_Supplied passage_:
But what voters may not know is that Nevada came close to doing the same thing almost 20 years ago.

The state flirted with, but never consummated, a transition away from a standard regulated monopoly structure to a competitive, retail electric market in the late 1990’s and early 2000’s. Despite thousands of man-hours and countless hearings in front of the Legislature and Public Utilities Commission, state leaders ultimately backed away from the effort after watching California’s energy market implode and lead to mass rolling blackouts across the state.

But all of that aborted planning and work may not have been in vain — as Nevada policymakers have begun taking steps and looking to the state’s prior deregulation attempts to prepare for the possible passage of a ballot question that would require the state to adopt a retail energy market structure by 2023. The measure — backed by casino giants MGM Resorts and Las Vegas Sands, as well as former Sen. Harry Reid — passed overwhelmingly in 2016 by 72 percent to 28 percent, and few serious political opponents have emerged in the meantime.

Two attorneys with the state’s Public Utilities Commission — Hayley Williamson and Roman Borisov — gave a “history lesson” on the 1990s deregulation effort to members of the governor’s Commission on Energy Choice last week, and the work done nearly two decades ago by the commission will likely be revisited in the PUC’s newly opened investigatory docket studying the same subject.

Jon Wellinghoff, a former Federal Energy Regulatory Commission chairman and current advisor to the Energy Choice Initiative group backing the ballot question, estimated that in spite of the myriad of changes in the world of energy over the past 20 years, the earlier body of work done would shave about a year off the planning and preparation process if the ballot measure were to pass.

“It’s not like we have to look in a circle, 360 degrees, and figure out which way to move,” he said. “We know the path, we know the direction, we know what the general road looks like, but we have to now build that road up in a substantial way to make that road functional.”

Despite the vast changes in technology and energy policy over the last twenty years, many energy experts say that fundamentally the process — and pitfalls — of switching to a retail energy choice marketplace remains largely the same.

“It really does kind of feel like déjà vu all over again,” said Rose McKinney-James, a longtime energy lobbyist. “Except the external factors are a little different.”

History lesson

Nationwide, almost all states that moved to a retail energy choice market took the steps to do so in the late 1990’s and early 2000’s — a time of faith in the power of markets and enhanced skepticism of monopoly models.

Nevada was not immune to these trends — a group of citizen advocates, including Wellinghoff, in 1993 attempted (and ultimately failed) to raise the funds necessary to purchase and transform Nevada Power, the state’s incumbent utility, into a customer-owned electric cooperative.

“It was all about really giving consumers choice, and giving consumers power and control,” Wellinghoff said. “So there was definitely not only the big guys having interest, but there was very much a grassroots citizen effort of people extremely interested in looking at how they could better control their energy costs and have more say in their energy decisions overall.”

The first official legislative steps towards a deregulated energy market came from a 1995 resolution — co-sponsored by a host of well-known lawmakers including future Gov. Brian Sandoval, then an assemblyman — calling for an interim study on the effects of competition in the generation, sale and transmission of electricity.

Unbeknownst to most, that 549-word resolution would kickstart a process that would dominate the next six years of legislative sessions and PUC proceedings. One of the first products of that resolution was a 360-plus page report produced by the state’s Public Utilities Commission, which after years of research, countless hearing and tens of thousands of pages in docket filings summed up thusly — “Implementation would be complicated, but achievable.”

_Dataset entries_:

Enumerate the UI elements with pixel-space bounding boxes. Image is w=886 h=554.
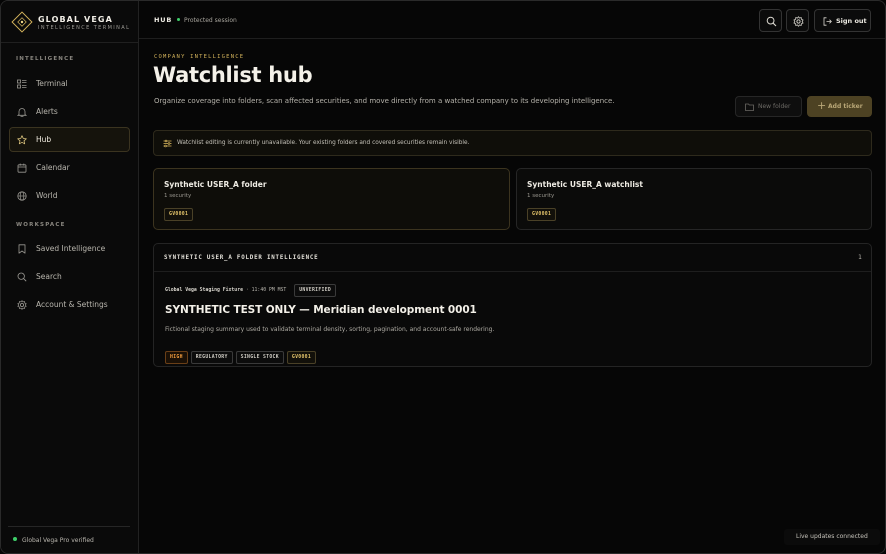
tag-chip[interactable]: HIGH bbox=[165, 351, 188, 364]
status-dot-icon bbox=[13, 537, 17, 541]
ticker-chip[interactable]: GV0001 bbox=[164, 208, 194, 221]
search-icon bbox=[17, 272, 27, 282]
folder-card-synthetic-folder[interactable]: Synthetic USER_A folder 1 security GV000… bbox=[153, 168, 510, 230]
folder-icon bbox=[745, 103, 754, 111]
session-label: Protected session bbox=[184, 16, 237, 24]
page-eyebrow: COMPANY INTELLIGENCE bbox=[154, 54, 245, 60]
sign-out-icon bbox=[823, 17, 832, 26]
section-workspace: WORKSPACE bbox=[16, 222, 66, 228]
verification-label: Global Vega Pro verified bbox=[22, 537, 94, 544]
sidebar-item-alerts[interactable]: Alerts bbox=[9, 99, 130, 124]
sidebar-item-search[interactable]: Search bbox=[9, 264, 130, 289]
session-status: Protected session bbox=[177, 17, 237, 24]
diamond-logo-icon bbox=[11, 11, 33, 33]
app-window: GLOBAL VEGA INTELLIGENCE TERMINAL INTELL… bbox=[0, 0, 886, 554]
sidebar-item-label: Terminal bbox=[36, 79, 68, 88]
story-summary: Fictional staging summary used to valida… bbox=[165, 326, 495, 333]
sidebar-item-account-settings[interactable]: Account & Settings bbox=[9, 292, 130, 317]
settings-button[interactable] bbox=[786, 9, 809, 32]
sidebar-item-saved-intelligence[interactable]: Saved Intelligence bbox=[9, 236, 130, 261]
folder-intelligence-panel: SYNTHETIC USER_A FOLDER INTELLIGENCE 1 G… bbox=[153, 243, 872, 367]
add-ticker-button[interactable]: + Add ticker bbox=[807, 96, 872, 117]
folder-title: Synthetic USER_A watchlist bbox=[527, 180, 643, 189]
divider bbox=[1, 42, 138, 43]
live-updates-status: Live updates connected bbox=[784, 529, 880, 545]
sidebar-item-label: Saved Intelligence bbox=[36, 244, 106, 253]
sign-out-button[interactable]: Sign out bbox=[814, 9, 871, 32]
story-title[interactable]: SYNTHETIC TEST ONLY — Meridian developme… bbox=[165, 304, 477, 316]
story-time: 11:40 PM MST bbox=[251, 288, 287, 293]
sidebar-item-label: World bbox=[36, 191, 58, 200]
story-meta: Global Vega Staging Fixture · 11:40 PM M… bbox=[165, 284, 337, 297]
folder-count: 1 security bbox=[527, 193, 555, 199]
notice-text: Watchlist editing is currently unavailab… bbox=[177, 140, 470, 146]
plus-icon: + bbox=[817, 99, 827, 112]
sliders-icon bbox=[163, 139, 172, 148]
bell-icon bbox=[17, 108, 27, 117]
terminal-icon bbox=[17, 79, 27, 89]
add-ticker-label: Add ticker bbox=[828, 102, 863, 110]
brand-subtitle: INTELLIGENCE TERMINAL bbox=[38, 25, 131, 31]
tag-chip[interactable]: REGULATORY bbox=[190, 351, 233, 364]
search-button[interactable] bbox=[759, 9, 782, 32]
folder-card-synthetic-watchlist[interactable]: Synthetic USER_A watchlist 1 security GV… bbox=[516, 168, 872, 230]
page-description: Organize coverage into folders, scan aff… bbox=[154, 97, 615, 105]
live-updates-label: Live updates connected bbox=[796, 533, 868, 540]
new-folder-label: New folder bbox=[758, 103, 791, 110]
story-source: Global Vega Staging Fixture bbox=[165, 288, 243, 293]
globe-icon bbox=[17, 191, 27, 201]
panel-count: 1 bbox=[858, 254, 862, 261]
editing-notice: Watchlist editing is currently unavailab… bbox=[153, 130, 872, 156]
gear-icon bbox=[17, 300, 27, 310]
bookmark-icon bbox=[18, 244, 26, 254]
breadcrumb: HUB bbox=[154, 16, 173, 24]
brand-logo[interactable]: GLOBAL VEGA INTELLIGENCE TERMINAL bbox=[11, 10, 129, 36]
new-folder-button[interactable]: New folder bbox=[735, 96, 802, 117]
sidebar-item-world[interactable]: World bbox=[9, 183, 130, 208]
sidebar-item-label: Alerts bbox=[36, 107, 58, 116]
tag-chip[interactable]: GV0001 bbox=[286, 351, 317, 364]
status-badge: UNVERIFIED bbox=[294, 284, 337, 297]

_Requirement 1_:
In the article on Nevada's earlier electricity deregulation effort, by what margin did the ballot question pass in 2016?
_Requirement 2_:
Carry on the article about Nevada's past attempt at electricity deregulation, picking up after its last sentence.

_Answer 1_:
72 percent to 28 percent.

_Answer 2_:
“I think nobody had an appreciation for all of the work and detailed investigation and transformation, really multiple transformations that would have to take place across many sectors that would be able to successfully allow for that kind of transition,” Wellinghof said.

The initial, foundational legislation pushing Nevada to a deregulated energy marketplace was approved in 1997, laying out the foundational aspects of a retail energy market while setting a Dec. 31, 1999 start date for a retail energy market to open.

The bill instructed the state’s PUC to fill in the details, while giving a broad outline to how a competitive market would work — from the licensing and regulation of the new retail providers, how the market would be designed and overseen, spending on consumer education and protection and many of the issues current policy makers are grappling with.

In the meantime, the PUC took in testimony and input from a variety of sources pushing for a deregulated market — including a host of mining companies, the Southern Nevada Water Authority, the then-Steve Wynn owned Mirage resort and casino, the Nevada Test Site and Enron Corporation.

Another major bill approved in the 1999 legislative session expanded on portions of the 1997 legislation, including clarifying provisions on the role of a provider of last resort, delaying the retail market opening until March 2000 and allowing the governor freedom to delay restructuring.

Chris Giunchigliani, an Assembly member at the time, said that lawmakers had a difficult time sussing out the deregulation framework given the constraints inherent in Nevada’s 120-day legislative session and lack of expertise many lawmakers have with energy policy.

“You don't really have time to process what you really need to process. That’s another reason I don’t like the 120-day cap — because if you mess something up, you’re stuck with it for two years, not being able to fix it,” said Giunchigliani, now a Clark County commissioner running for governor. “While the concept of deregulation is to make it easier for folks, (it’s) not when there’s small customers. Who’s out there to actually deliver this? How do you educate the public to make sure they even know how to figure out who their provider is? There was no guarantee on who the wholesaler was, let alone the retailer.”

For that and other reasons, policymakers stressed that flexibility was the key component to a successful deregulation effort.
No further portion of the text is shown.